___ Data ___
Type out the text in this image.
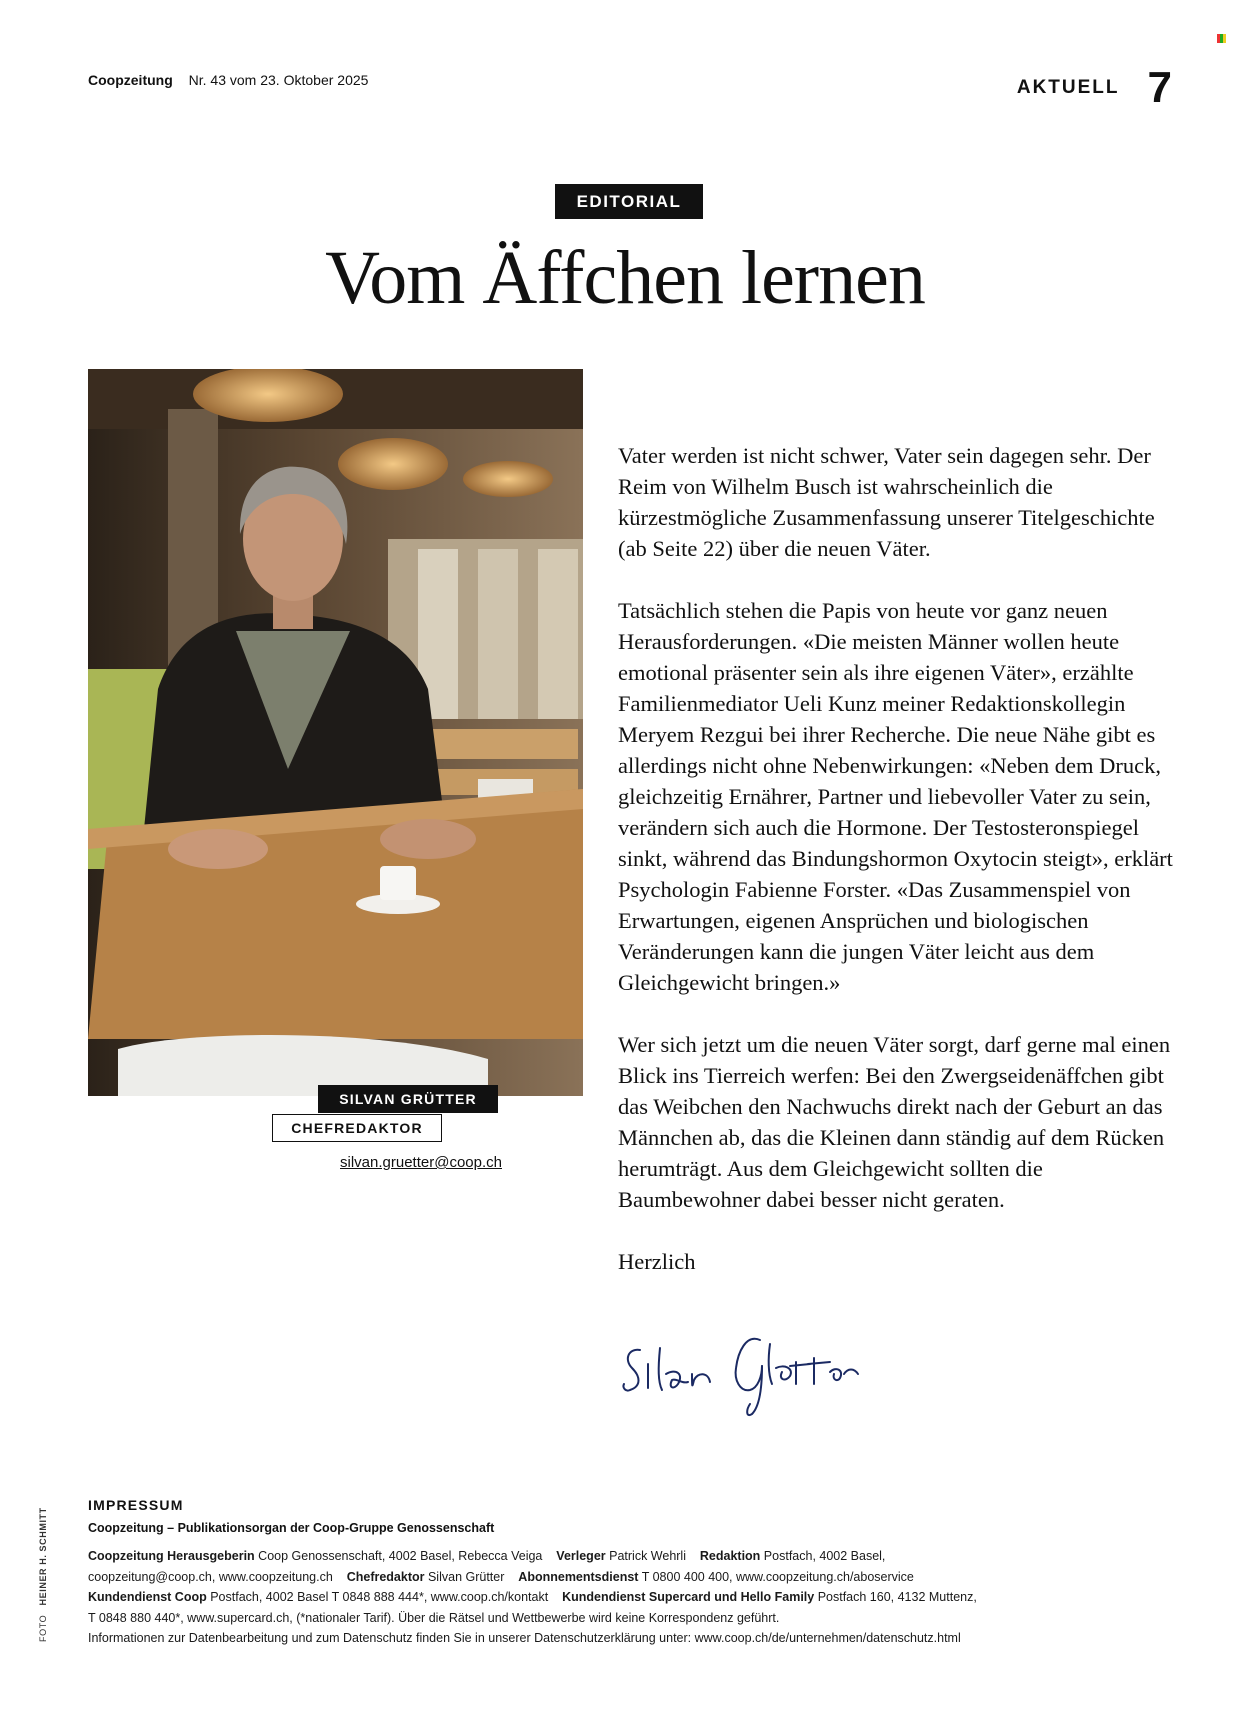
Coopzeitung Nr. 43 vom 23. Oktober 2025	AKTUELL 7
EDITORIAL
Vom Äffchen lernen
SILVAN GRÜTTER
CHEFREDAKTOR
silvan.gruetter@coop.ch

Vater werden ist nicht schwer, Vater sein dagegen sehr. Der Reim von Wilhelm Busch ist wahrscheinlich die kürzestmögliche Zusammenfassung unserer Titelgeschichte (ab Seite 22) über die neuen Väter.

Tatsächlich stehen die Papis von heute vor ganz neuen Herausforderungen. «Die meisten Männer wollen heute emotional präsenter sein als ihre eigenen Väter», erzählte Familienmediator Ueli Kunz meiner Redaktionskollegin Meryem Rezgui bei ihrer Recherche. Die neue Nähe gibt es allerdings nicht ohne Nebenwirkungen: «Neben dem Druck, gleichzeitig Ernährer, Partner und liebevoller Vater zu sein, verändern sich auch die Hormone. Der Testosteronspiegel sinkt, während das Bindungshormon Oxytocin steigt», erklärt Psychologin Fabienne Forster. «Das Zusammenspiel von Erwartungen, eigenen Ansprüchen und biologischen Veränderungen kann die jungen Väter leicht aus dem Gleichgewicht bringen.»

Wer sich jetzt um die neuen Väter sorgt, darf gerne mal einen Blick ins Tierreich werfen: Bei den Zwergseidenäffchen gibt das Weibchen den Nachwuchs direkt nach der Geburt an das Männchen ab, das die Kleinen dann ständig auf dem Rücken herumträgt. Aus dem Gleichgewicht sollten die Baumbewohner dabei besser nicht geraten.

Herzlich

FOTO   HEINER H. SCHMITT
IMPRESSUM
Coopzeitung – Publikationsorgan der Coop-Gruppe Genossenschaft
Coopzeitung Herausgeberin Coop Genossenschaft, 4002 Basel, Rebecca Veiga Verleger Patrick Wehrli Redaktion Postfach, 4002 Basel,
coopzeitung@coop.ch, www.coopzeitung.ch Chefredaktor Silvan Grütter Abonnementsdienst T 0800 400 400, www.coopzeitung.ch/aboservice
Kundendienst Coop Postfach, 4002 Basel T 0848 888 444*, www.coop.ch/kontakt Kundendienst Supercard und Hello Family Postfach 160, 4132 Muttenz,
T 0848 880 440*, www.supercard.ch, (*nationaler Tarif). Über die Rätsel und Wettbewerbe wird keine Korrespondenz geführt.
Informationen zur Datenbearbeitung und zum Datenschutz finden Sie in unserer Datenschutzerklärung unter: www.coop.ch/de/unternehmen/datenschutz.html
___
Quote every line of the records above exactly; no picture is to be copied.

[Complete output]
Type out the text in this image.
Coopzeitung Nr. 43 vom 23. Oktober 2025	AKTUELL 7
EDITORIAL
Vom Äffchen lernen
SILVAN GRÜTTER
CHEFREDAKTOR
silvan.gruetter@coop.ch

Vater werden ist nicht schwer, Vater sein dagegen sehr. Der Reim von Wilhelm Busch ist wahrscheinlich die kürzestmögliche Zusammenfassung unserer Titelgeschichte (ab Seite 22) über die neuen Väter.

Tatsächlich stehen die Papis von heute vor ganz neuen Herausforderungen. «Die meisten Männer wollen heute emotional präsenter sein als ihre eigenen Väter», erzählte Familienmediator Ueli Kunz meiner Redaktionskollegin Meryem Rezgui bei ihrer Recherche. Die neue Nähe gibt es allerdings nicht ohne Nebenwirkungen: «Neben dem Druck, gleichzeitig Ernährer, Partner und liebevoller Vater zu sein, verändern sich auch die Hormone. Der Testosteronspiegel sinkt, während das Bindungshormon Oxytocin steigt», erklärt Psychologin Fabienne Forster. «Das Zusammenspiel von Erwartungen, eigenen Ansprüchen und biologischen Veränderungen kann die jungen Väter leicht aus dem Gleichgewicht bringen.»

Wer sich jetzt um die neuen Väter sorgt, darf gerne mal einen Blick ins Tierreich werfen: Bei den Zwergseidenäffchen gibt das Weibchen den Nachwuchs direkt nach der Geburt an das Männchen ab, das die Kleinen dann ständig auf dem Rücken herumträgt. Aus dem Gleichgewicht sollten die Baumbewohner dabei besser nicht geraten.

Herzlich

FOTO   HEINER H. SCHMITT
IMPRESSUM
Coopzeitung – Publikationsorgan der Coop-Gruppe Genossenschaft
Coopzeitung Herausgeberin Coop Genossenschaft, 4002 Basel, Rebecca Veiga Verleger Patrick Wehrli Redaktion Postfach, 4002 Basel,
coopzeitung@coop.ch, www.coopzeitung.ch Chefredaktor Silvan Grütter Abonnementsdienst T 0800 400 400, www.coopzeitung.ch/aboservice
Kundendienst Coop Postfach, 4002 Basel T 0848 888 444*, www.coop.ch/kontakt Kundendienst Supercard und Hello Family Postfach 160, 4132 Muttenz,
T 0848 880 440*, www.supercard.ch, (*nationaler Tarif). Über die Rätsel und Wettbewerbe wird keine Korrespondenz geführt.
Informationen zur Datenbearbeitung und zum Datenschutz finden Sie in unserer Datenschutzerklärung unter: www.coop.ch/de/unternehmen/datenschutz.html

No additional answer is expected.